Problem statement
In the entries below, count every line containing "face". Reply with the number alone.

The records
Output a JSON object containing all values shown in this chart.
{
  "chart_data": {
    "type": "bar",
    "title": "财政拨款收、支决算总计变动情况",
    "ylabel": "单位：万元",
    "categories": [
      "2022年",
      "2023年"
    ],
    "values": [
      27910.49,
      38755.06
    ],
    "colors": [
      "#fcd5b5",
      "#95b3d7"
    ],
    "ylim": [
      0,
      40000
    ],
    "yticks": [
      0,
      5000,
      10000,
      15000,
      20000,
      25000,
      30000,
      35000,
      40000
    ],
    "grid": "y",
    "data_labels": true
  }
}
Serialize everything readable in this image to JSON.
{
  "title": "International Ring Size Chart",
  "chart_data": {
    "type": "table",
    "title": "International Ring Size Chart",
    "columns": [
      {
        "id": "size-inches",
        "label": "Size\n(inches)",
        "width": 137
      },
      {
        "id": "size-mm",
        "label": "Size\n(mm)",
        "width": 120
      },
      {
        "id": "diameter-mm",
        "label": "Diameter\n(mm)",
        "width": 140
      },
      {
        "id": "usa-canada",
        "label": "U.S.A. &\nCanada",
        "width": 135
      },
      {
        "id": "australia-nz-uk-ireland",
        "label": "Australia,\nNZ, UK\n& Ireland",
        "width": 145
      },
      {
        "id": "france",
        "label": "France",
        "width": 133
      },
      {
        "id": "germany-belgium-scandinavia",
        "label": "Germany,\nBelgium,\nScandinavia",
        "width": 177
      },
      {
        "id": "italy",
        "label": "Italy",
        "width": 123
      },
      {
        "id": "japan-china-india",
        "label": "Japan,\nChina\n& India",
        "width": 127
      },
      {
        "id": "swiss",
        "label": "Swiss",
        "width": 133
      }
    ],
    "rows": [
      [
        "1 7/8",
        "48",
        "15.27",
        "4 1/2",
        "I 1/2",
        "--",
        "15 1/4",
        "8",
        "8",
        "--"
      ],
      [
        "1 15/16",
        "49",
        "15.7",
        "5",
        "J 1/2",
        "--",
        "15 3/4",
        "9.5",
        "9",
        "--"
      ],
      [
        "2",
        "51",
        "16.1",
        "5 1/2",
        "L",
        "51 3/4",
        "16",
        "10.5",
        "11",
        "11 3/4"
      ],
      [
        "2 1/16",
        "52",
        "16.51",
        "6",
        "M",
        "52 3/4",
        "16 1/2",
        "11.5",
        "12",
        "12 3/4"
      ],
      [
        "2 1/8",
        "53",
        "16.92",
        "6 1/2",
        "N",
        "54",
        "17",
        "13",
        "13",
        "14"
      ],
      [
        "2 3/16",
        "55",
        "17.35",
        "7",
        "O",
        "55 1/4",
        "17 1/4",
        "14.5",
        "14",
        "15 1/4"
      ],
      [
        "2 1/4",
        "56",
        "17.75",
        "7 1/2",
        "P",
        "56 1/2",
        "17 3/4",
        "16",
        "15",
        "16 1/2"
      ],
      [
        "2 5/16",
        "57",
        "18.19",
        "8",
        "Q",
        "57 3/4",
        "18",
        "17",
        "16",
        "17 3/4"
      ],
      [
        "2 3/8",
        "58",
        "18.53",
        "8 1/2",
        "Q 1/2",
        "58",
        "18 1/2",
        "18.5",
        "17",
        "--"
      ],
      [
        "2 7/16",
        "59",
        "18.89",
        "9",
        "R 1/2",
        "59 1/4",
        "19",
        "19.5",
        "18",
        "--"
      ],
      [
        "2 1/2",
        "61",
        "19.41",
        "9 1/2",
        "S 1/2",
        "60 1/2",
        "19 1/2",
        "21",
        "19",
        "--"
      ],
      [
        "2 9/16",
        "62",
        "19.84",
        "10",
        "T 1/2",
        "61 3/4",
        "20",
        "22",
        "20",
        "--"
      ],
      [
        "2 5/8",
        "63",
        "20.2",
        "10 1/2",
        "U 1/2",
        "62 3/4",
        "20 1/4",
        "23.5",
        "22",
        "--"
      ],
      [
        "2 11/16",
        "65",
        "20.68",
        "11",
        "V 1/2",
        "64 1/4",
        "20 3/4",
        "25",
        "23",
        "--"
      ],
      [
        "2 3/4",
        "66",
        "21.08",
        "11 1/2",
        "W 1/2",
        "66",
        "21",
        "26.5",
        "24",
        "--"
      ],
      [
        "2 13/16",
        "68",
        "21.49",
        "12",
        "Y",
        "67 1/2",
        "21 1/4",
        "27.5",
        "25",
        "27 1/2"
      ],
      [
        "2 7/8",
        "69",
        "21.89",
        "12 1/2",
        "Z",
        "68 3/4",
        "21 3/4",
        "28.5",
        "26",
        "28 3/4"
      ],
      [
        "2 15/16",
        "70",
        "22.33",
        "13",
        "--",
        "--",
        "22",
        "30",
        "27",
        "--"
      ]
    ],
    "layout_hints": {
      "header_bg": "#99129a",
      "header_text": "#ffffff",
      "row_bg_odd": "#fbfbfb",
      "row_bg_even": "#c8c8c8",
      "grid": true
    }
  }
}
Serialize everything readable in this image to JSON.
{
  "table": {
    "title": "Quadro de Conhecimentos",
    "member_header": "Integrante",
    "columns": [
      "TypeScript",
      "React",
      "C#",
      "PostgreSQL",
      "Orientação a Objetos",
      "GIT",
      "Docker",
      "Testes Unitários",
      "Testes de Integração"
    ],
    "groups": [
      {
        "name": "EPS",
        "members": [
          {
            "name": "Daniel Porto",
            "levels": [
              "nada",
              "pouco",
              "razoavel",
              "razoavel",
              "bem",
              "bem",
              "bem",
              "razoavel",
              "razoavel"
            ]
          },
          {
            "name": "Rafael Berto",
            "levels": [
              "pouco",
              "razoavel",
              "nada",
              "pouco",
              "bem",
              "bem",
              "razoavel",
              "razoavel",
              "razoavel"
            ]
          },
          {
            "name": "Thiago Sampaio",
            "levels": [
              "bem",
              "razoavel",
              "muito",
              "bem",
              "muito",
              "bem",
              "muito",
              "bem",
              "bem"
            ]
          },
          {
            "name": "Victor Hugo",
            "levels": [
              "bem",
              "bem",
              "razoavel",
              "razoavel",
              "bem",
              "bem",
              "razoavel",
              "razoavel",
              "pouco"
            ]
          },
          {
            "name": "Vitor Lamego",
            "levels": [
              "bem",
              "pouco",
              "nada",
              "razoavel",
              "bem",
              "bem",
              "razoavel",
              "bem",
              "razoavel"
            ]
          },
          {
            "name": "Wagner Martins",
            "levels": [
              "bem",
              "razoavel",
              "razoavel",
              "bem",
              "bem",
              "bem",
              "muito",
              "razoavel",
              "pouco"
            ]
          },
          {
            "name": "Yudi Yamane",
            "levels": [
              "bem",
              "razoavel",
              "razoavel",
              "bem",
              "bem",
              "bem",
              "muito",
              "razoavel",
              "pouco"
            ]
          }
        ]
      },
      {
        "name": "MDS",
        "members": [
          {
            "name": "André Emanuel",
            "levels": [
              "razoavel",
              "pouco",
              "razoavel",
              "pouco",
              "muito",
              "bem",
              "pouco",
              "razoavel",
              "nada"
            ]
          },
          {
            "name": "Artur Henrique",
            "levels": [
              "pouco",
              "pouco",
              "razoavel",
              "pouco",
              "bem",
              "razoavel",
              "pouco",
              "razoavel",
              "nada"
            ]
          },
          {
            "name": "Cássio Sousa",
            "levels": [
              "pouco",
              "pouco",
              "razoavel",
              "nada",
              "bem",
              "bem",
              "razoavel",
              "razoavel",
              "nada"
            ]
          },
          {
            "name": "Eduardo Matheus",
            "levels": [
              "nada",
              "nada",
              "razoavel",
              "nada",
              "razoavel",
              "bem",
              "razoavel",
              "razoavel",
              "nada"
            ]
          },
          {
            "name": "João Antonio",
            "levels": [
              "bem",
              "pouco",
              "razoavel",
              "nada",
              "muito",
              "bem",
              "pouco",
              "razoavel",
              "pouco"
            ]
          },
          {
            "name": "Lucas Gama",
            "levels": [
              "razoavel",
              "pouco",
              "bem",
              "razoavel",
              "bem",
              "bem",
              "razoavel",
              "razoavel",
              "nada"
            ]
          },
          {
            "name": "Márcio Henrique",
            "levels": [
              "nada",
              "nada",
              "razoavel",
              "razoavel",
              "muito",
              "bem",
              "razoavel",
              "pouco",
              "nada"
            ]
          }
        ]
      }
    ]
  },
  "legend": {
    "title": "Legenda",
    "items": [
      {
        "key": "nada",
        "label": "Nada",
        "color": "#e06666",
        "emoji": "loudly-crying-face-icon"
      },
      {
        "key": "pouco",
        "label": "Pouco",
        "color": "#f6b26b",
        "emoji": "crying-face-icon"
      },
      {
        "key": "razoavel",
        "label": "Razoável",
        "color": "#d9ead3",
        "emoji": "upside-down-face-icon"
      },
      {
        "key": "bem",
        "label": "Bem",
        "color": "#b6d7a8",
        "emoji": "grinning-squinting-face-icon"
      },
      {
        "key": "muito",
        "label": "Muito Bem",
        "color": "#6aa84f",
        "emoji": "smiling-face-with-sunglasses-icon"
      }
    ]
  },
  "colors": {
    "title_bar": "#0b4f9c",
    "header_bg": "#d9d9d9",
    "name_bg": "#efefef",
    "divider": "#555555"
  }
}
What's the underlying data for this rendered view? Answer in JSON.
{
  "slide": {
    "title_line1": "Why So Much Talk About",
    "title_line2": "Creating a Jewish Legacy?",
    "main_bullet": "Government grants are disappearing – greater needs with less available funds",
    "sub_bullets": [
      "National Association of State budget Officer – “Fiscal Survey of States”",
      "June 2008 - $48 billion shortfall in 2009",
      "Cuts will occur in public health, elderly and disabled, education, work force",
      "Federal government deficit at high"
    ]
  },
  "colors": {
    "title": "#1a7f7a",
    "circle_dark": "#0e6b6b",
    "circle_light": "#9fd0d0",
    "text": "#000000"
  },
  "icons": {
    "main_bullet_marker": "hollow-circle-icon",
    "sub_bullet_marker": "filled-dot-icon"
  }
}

Task result
5